Raw data
■ ■ ■ ■ ■

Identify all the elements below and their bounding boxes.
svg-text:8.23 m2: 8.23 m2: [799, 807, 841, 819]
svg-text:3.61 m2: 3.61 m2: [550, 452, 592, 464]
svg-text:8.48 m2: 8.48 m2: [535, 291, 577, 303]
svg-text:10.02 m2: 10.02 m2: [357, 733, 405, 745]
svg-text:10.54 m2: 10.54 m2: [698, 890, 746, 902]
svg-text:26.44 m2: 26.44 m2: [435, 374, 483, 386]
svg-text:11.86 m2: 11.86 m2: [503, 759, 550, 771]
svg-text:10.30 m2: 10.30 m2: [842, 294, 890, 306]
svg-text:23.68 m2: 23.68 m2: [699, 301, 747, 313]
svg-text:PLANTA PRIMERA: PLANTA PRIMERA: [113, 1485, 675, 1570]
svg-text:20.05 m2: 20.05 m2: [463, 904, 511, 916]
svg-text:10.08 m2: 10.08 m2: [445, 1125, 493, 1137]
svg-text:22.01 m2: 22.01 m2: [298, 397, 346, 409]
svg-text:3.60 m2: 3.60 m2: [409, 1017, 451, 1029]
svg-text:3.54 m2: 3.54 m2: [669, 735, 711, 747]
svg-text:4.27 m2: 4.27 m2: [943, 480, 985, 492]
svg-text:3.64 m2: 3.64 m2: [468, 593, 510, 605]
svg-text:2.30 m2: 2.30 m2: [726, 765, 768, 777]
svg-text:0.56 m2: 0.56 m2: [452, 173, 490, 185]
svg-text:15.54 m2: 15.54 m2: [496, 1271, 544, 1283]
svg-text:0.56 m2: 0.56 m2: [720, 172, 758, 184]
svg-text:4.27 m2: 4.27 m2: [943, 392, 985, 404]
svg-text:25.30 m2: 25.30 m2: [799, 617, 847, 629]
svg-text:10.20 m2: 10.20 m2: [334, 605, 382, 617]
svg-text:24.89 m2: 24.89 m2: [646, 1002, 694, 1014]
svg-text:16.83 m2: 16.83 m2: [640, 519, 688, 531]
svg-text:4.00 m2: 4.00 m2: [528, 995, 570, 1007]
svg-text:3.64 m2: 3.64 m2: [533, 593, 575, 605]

■ ■ ■ ■ ■

▶ [TASK STATEMENT]: Turn the data, starting with its first line and going on through the line that contains "svg-text:4.27 m2: 4.27 m2: [943, 480, 985, 492]", into a Markdown table with the columns Row and Line. Number each row and leave out blank lines.

▶ [RESULT OF THIS TASK]:
| Row | Line |
|---|---|
| 1 | Identify all the elements below and their bounding boxes. |
| 2 | svg-text:8.23 m2: 8.23 m2: [799, 807, 841, 819] |
| 3 | svg-text:3.61 m2: 3.61 m2: [550, 452, 592, 464] |
| 4 | svg-text:8.48 m2: 8.48 m2: [535, 291, 577, 303] |
| 5 | svg-text:10.02 m2: 10.02 m2: [357, 733, 405, 745] |
| 6 | svg-text:10.54 m2: 10.54 m2: [698, 890, 746, 902] |
| 7 | svg-text:26.44 m2: 26.44 m2: [435, 374, 483, 386] |
| 8 | svg-text:11.86 m2: 11.86 m2: [503, 759, 550, 771] |
| 9 | svg-text:10.30 m2: 10.30 m2: [842, 294, 890, 306] |
| 10 | svg-text:23.68 m2: 23.68 m2: [699, 301, 747, 313] |
| 11 | svg-text:PLANTA PRIMERA: PLANTA PRIMERA: [113, 1485, 675, 1570] |
| 12 | svg-text:20.05 m2: 20.05 m2: [463, 904, 511, 916] |
| 13 | svg-text:10.08 m2: 10.08 m2: [445, 1125, 493, 1137] |
| 14 | svg-text:22.01 m2: 22.01 m2: [298, 397, 346, 409] |
| 15 | svg-text:3.60 m2: 3.60 m2: [409, 1017, 451, 1029] |
| 16 | svg-text:3.54 m2: 3.54 m2: [669, 735, 711, 747] |
| 17 | svg-text:4.27 m2: 4.27 m2: [943, 480, 985, 492] |